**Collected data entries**
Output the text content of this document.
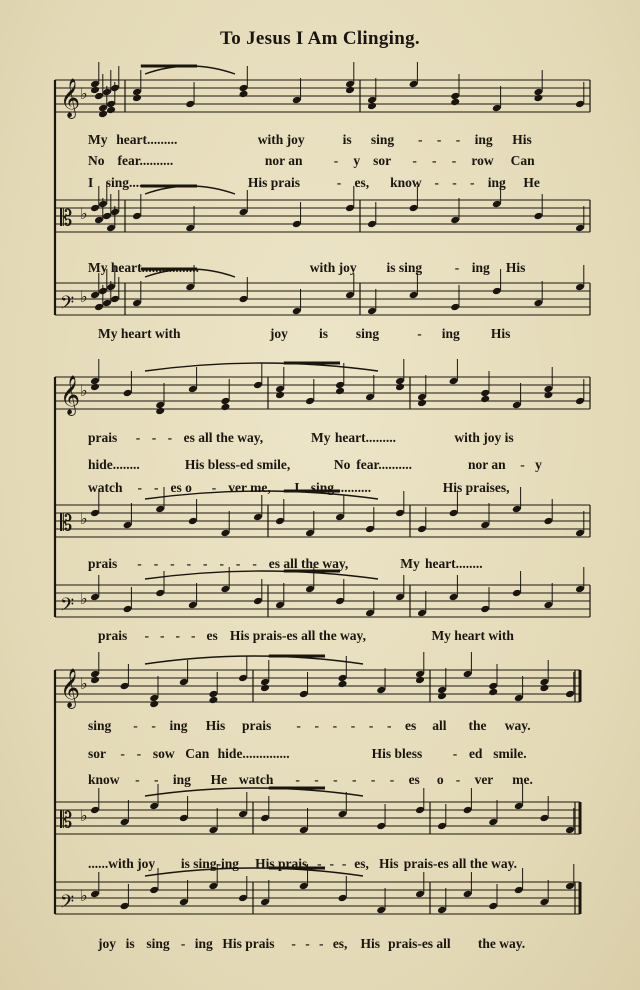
To Jesus I Am Clinging.
𝄞 ♭
𝄡 ♭
𝄢 ♭
𝄞 ♭
𝄡 ♭
𝄢 ♭
𝄞 ♭
𝄡 ♭
𝄢 ♭
My heart.........	with joy	is sing - - - ing His
No fear..........	nor an - y sor - - - row Can
I sing...........	His prais	- es, know - - - ing He
My heart.................	with joy is sing - ing His
My heart with	joy is sing	- ing His
prais - - - es all the way,	My heart.........	with joy is
hide........	His bless-ed smile,	No fear..........	nor an - y
watch - - es o - ver me, I sing...........	His praises,
prais - - - - - - - - es all the way,	My heart........
prais - - - - es His prais-es all the way,	My heart with
sing - - ing His prais - - - - - - es all the way.
sor - - sow Can hide..............	His bless - ed smile.
know - - ing He watch - - - - - - es o - ver me.
......with joy is sing-ing His prais - - - es, His prais-es all the way.
joy is sing - ing His prais - - - es, His prais-es all the way.
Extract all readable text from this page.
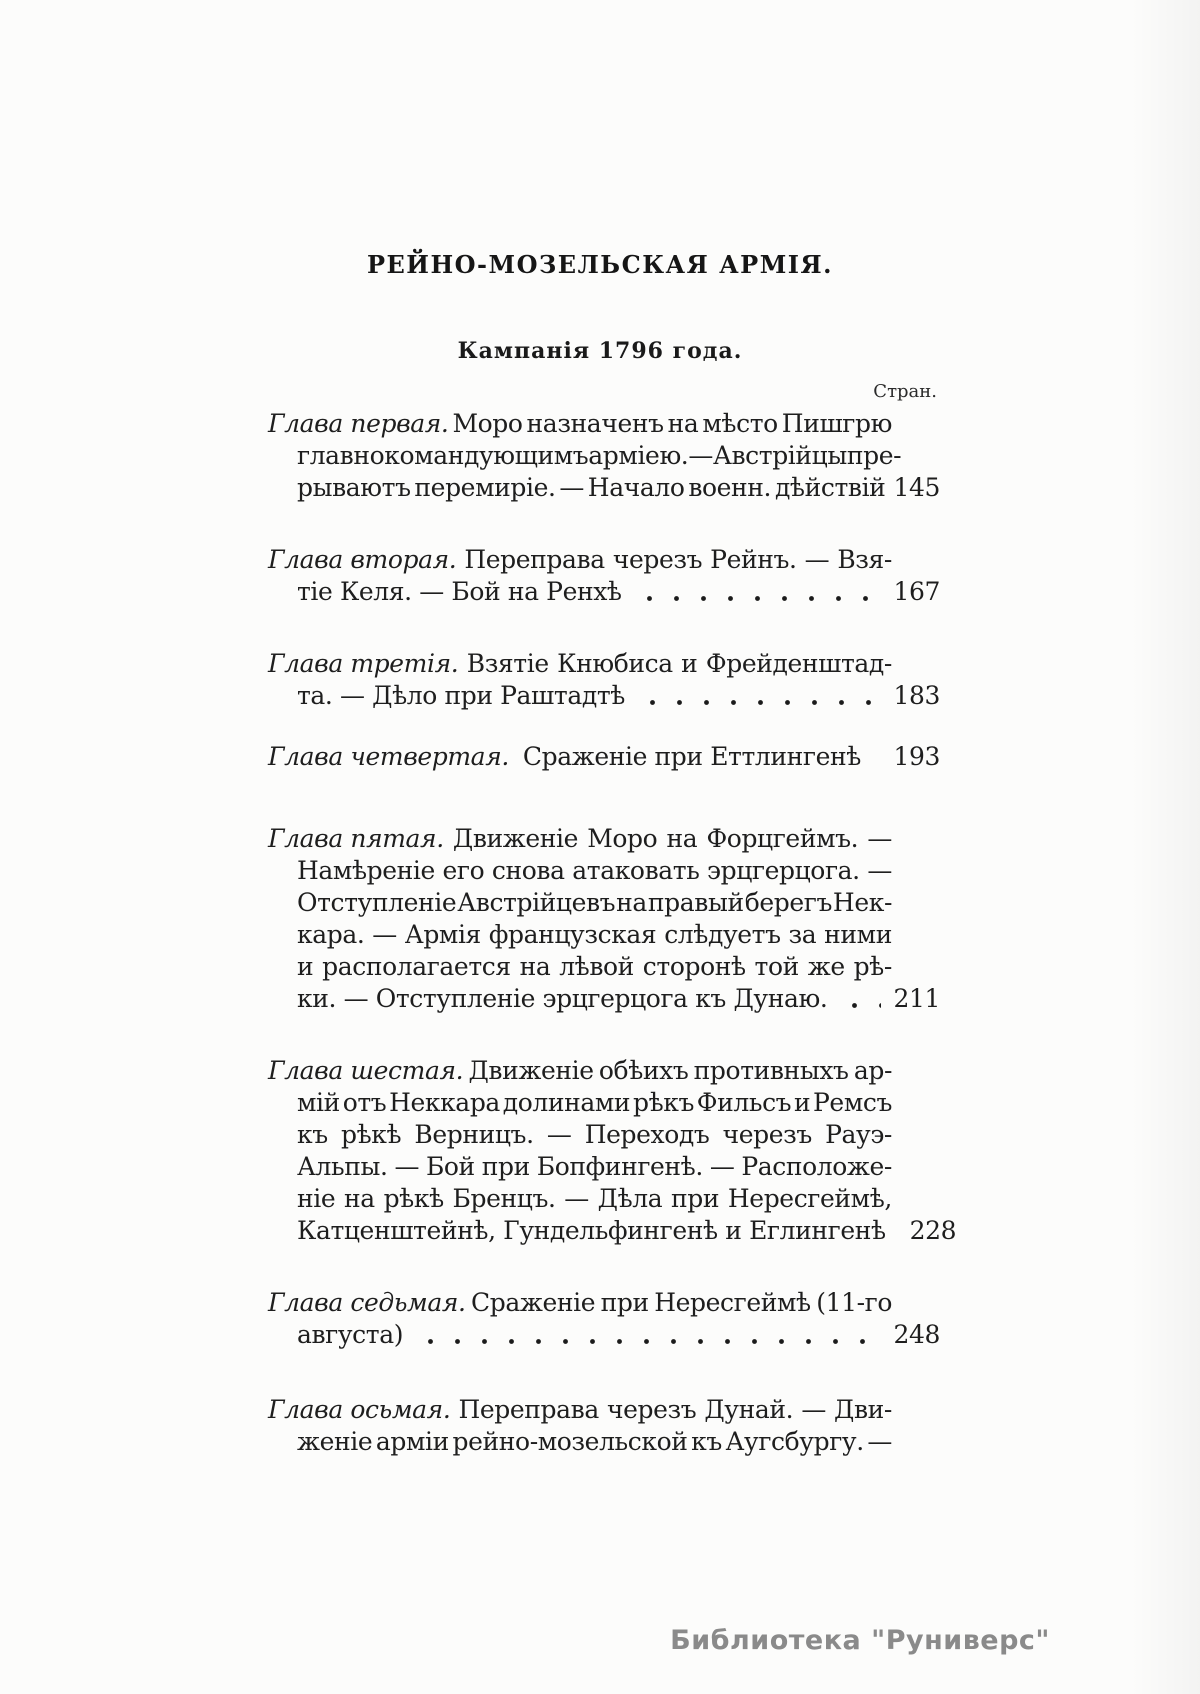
РЕЙНО-МОЗЕЛЬСКАЯ АРМІЯ.
Кампанія 1796 года.
Стран.
Глава первая. Моро назначенъ на мѣсто Пишгрю
главнокомандующимъ арміею. — Австрійцы пре-
рываютъ перемиріе. — Начало военн. дѣйствій 145
Глава вторая. Переправа черезъ Рейнъ. — Взя-
тіе Келя. — Бой на Ренхѣ	167
Глава третія. Взятіе Кнюбиса и Фрейденштад-
та. — Дѣло при Раштадтѣ	183
Глава четвертая. Сраженіе при Еттлингенѣ 193
Глава пятая. Движеніе Моро на Форцгеймъ. —
Намѣреніе его снова атаковать эрцгерцога. —
Отступленіе Австрійцевъ на правый берегъ Нек-
кара. — Армія французская слѣдуетъ за ними
и располагается на лѣвой сторонѣ той же рѣ-
ки. — Отступленіе эрцгерцога къ Дунаю.	211
Глава шестая. Движеніе обѣихъ противныхъ ар-
мій отъ Неккара долинами рѣкъ Фильсъ и Ремсъ
къ рѣкѣ Верницъ. — Переходъ черезъ Рауэ-
Альпы. — Бой при Бопфингенѣ. — Расположе-
ніе на рѣкѣ Бренцъ. — Дѣла при Нересгеймѣ,
Катценштейнѣ, Гундельфингенѣ и Еглингенѣ 228
Глава седьмая. Сраженіе при Нересгеймѣ (11-го
августа)	248
Глава осьмая. Переправа черезъ Дунай. — Дви-
женіе арміи рейно-мозельской къ Аугсбургу. —
Библиотека "Руниверс"
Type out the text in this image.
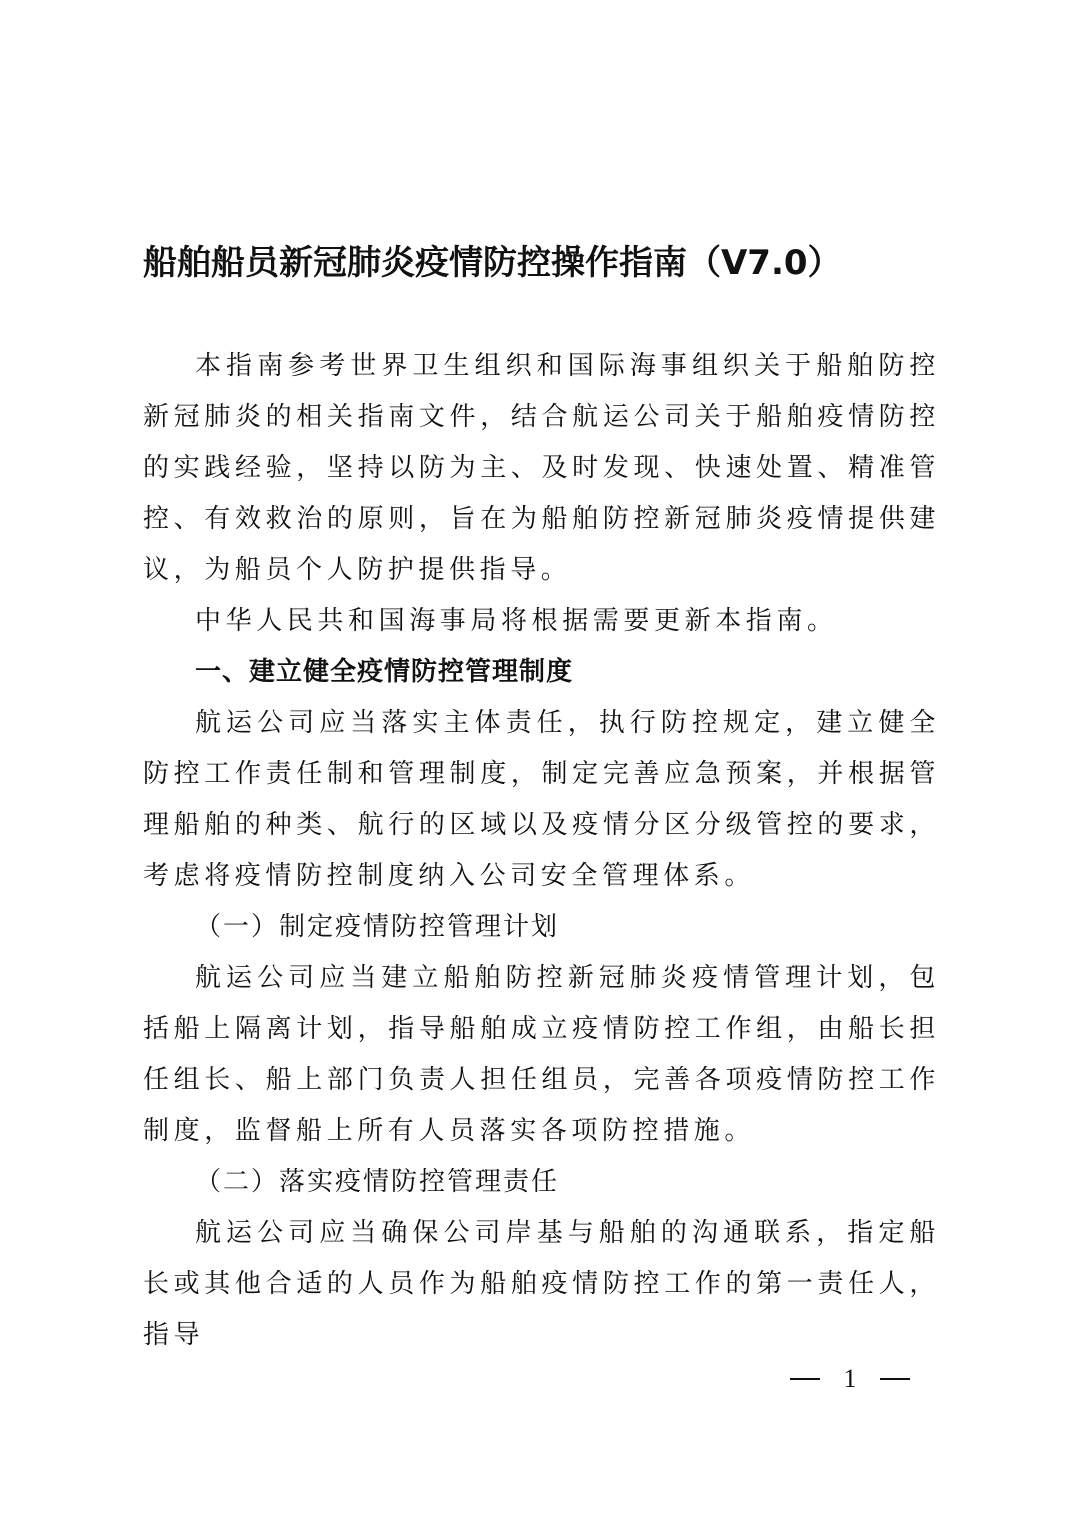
船舶船员新冠肺炎疫情防控操作指南（V7.0）

本指南参考世界卫生组织和国际海事组织关于船舶防控新冠肺炎的相关指南文件，结合航运公司关于船舶疫情防控的实践经验，坚持以防为主、及时发现、快速处置、精准管控、有效救治的原则，旨在为船舶防控新冠肺炎疫情提供建议，为船员个人防护提供指导。

中华人民共和国海事局将根据需要更新本指南。

一、建立健全疫情防控管理制度

航运公司应当落实主体责任，执行防控规定，建立健全防控工作责任制和管理制度，制定完善应急预案，并根据管理船舶的种类、航行的区域以及疫情分区分级管控的要求，考虑将疫情防控制度纳入公司安全管理体系。

（一）制定疫情防控管理计划

航运公司应当建立船舶防控新冠肺炎疫情管理计划，包括船上隔离计划，指导船舶成立疫情防控工作组，由船长担任组长、船上部门负责人担任组员，完善各项疫情防控工作制度，监督船上所有人员落实各项防控措施。

（二）落实疫情防控管理责任

航运公司应当确保公司岸基与船舶的沟通联系，指定船长或其他合适的人员作为船舶疫情防控工作的第一责任人，指导

1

**Aim**
In the records above, find the line containing "Extract all readable text from this page.", then please restate it and each line after it word for word, pictures excluded.

**Complete output**
Extract all readable text from this page.
РЕЙНО-МОЗЕЛЬСКАЯ АРМІЯ.
Кампанія 1796 года.
Стран.
Глава первая. Моро назначенъ на мѣсто Пишгрю
главнокомандующимъ арміею. — Австрійцы пре-
рываютъ перемиріе. — Начало военн. дѣйствій 145
Глава вторая. Переправа черезъ Рейнъ. — Взя-
тіе Келя. — Бой на Ренхѣ	167
Глава третія. Взятіе Кнюбиса и Фрейденштад-
та. — Дѣло при Раштадтѣ	183
Глава четвертая. Сраженіе при Еттлингенѣ 193
Глава пятая. Движеніе Моро на Форцгеймъ. —
Намѣреніе его снова атаковать эрцгерцога. —
Отступленіе Австрійцевъ на правый берегъ Нек-
кара. — Армія французская слѣдуетъ за ними
и располагается на лѣвой сторонѣ той же рѣ-
ки. — Отступленіе эрцгерцога къ Дунаю.	211
Глава шестая. Движеніе обѣихъ противныхъ ар-
мій отъ Неккара долинами рѣкъ Фильсъ и Ремсъ
къ рѣкѣ Верницъ. — Переходъ черезъ Рауэ-
Альпы. — Бой при Бопфингенѣ. — Расположе-
ніе на рѣкѣ Бренцъ. — Дѣла при Нересгеймѣ,
Катценштейнѣ, Гундельфингенѣ и Еглингенѣ 228
Глава седьмая. Сраженіе при Нересгеймѣ (11-го
августа)	248
Глава осьмая. Переправа черезъ Дунай. — Дви-
женіе арміи рейно-мозельской къ Аугсбургу. —
Библиотека "Руниверс"
Type out the text in this image.
船舶船员新冠肺炎疫情防控操作指南（V7.0）

本指南参考世界卫生组织和国际海事组织关于船舶防控新冠肺炎的相关指南文件，结合航运公司关于船舶疫情防控的实践经验，坚持以防为主、及时发现、快速处置、精准管控、有效救治的原则，旨在为船舶防控新冠肺炎疫情提供建议，为船员个人防护提供指导。

中华人民共和国海事局将根据需要更新本指南。

一、建立健全疫情防控管理制度

航运公司应当落实主体责任，执行防控规定，建立健全防控工作责任制和管理制度，制定完善应急预案，并根据管理船舶的种类、航行的区域以及疫情分区分级管控的要求，考虑将疫情防控制度纳入公司安全管理体系。

（一）制定疫情防控管理计划

航运公司应当建立船舶防控新冠肺炎疫情管理计划，包括船上隔离计划，指导船舶成立疫情防控工作组，由船长担任组长、船上部门负责人担任组员，完善各项疫情防控工作制度，监督船上所有人员落实各项防控措施。

（二）落实疫情防控管理责任

航运公司应当确保公司岸基与船舶的沟通联系，指定船长或其他合适的人员作为船舶疫情防控工作的第一责任人，指导

1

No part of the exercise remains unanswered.